Start

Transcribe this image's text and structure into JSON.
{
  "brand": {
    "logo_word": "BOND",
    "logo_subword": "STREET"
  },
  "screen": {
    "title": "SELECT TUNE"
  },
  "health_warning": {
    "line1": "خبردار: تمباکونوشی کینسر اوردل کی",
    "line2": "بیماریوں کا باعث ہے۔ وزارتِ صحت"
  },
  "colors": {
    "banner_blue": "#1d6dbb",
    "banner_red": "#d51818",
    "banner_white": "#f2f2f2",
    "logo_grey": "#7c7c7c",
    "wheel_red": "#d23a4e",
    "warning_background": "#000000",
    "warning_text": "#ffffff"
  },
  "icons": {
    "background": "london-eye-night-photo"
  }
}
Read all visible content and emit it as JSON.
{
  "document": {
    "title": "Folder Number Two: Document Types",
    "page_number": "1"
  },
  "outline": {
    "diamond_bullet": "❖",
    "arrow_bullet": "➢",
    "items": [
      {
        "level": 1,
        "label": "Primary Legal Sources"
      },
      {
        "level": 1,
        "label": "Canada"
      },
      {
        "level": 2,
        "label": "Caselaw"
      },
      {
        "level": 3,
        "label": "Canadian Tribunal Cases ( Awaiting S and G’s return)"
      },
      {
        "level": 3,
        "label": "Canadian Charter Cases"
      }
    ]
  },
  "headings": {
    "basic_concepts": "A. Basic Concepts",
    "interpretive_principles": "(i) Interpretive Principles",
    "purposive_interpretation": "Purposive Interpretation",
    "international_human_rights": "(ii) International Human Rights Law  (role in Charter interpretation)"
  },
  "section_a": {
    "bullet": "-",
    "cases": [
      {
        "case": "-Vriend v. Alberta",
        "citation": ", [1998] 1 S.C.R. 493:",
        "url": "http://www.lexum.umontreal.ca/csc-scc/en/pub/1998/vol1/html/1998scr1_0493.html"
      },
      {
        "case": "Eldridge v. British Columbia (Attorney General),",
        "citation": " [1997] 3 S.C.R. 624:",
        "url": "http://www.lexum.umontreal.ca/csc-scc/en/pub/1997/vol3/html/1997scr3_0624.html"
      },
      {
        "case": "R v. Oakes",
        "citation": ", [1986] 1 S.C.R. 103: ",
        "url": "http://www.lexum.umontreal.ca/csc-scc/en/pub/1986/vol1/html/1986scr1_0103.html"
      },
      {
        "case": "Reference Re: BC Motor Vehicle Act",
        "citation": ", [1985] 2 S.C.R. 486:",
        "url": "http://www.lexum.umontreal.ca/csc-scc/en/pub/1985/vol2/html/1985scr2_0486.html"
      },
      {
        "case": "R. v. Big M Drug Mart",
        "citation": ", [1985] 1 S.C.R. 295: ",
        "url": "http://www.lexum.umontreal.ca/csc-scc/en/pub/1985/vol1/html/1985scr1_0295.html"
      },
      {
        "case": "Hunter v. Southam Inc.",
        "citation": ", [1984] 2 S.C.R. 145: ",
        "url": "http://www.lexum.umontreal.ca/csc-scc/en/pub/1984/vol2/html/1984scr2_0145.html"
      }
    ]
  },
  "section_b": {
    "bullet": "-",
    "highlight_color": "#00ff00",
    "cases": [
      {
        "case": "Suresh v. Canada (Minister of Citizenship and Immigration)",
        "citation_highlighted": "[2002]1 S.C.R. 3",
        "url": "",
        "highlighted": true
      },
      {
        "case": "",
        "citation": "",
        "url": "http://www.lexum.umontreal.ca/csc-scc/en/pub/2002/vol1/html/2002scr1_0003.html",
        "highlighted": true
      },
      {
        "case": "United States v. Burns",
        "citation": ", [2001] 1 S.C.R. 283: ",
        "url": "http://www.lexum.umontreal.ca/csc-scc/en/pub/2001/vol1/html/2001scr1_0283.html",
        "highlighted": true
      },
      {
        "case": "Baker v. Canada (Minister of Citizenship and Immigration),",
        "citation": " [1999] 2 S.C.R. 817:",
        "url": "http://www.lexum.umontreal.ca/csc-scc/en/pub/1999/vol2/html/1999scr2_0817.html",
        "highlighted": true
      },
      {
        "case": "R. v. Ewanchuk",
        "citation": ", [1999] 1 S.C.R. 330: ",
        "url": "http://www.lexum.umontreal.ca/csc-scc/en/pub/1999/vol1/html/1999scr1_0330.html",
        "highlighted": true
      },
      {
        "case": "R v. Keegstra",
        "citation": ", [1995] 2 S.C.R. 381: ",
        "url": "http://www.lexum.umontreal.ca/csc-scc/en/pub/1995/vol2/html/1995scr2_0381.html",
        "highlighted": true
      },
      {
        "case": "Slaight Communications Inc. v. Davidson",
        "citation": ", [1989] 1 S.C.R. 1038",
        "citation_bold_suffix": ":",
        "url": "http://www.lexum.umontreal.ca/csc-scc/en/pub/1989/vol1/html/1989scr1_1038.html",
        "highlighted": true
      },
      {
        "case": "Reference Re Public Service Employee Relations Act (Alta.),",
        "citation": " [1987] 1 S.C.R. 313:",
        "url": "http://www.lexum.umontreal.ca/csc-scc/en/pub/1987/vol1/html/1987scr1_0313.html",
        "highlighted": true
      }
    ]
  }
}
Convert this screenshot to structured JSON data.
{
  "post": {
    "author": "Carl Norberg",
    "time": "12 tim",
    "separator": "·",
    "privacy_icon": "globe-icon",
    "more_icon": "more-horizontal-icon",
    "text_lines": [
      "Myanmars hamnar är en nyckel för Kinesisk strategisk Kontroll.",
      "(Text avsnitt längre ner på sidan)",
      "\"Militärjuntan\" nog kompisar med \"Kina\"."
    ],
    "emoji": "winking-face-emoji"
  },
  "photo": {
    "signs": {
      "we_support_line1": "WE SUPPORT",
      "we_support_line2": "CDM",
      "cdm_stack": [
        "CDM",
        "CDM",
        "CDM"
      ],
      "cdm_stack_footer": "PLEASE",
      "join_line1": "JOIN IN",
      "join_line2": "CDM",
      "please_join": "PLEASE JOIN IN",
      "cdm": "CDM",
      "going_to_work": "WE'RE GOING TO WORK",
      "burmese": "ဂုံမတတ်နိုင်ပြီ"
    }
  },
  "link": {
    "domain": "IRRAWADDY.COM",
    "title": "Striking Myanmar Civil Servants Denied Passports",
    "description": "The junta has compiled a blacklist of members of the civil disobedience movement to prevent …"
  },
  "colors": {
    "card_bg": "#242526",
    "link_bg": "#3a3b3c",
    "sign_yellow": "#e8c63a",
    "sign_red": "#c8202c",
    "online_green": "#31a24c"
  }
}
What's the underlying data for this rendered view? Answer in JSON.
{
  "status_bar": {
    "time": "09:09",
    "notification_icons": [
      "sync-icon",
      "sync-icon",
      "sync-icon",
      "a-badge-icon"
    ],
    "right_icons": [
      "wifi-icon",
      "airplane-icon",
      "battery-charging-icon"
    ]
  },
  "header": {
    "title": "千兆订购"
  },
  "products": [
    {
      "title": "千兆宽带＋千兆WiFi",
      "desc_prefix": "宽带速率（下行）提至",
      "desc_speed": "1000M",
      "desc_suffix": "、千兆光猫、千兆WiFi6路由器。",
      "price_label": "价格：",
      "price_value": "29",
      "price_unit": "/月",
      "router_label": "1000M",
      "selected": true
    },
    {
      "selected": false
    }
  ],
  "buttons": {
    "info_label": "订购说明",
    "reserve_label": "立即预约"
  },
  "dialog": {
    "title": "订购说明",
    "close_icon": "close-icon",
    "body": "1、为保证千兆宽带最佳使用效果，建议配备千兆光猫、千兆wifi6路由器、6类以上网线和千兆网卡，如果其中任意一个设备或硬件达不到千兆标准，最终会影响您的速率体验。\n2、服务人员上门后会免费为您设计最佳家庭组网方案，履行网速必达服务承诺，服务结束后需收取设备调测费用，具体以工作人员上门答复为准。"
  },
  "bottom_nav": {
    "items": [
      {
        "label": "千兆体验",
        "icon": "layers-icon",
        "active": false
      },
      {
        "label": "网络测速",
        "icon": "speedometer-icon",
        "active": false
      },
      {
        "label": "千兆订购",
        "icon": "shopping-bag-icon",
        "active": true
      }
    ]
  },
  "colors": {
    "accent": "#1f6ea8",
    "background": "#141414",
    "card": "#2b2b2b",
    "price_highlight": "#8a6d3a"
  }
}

End

Gather each line in the data that holds the string "Reference".

In response
        "case": "Reference Re: BC Motor Vehicle Act",
        "case": "Reference Re Public Service Employee Relations Act (Alta.),",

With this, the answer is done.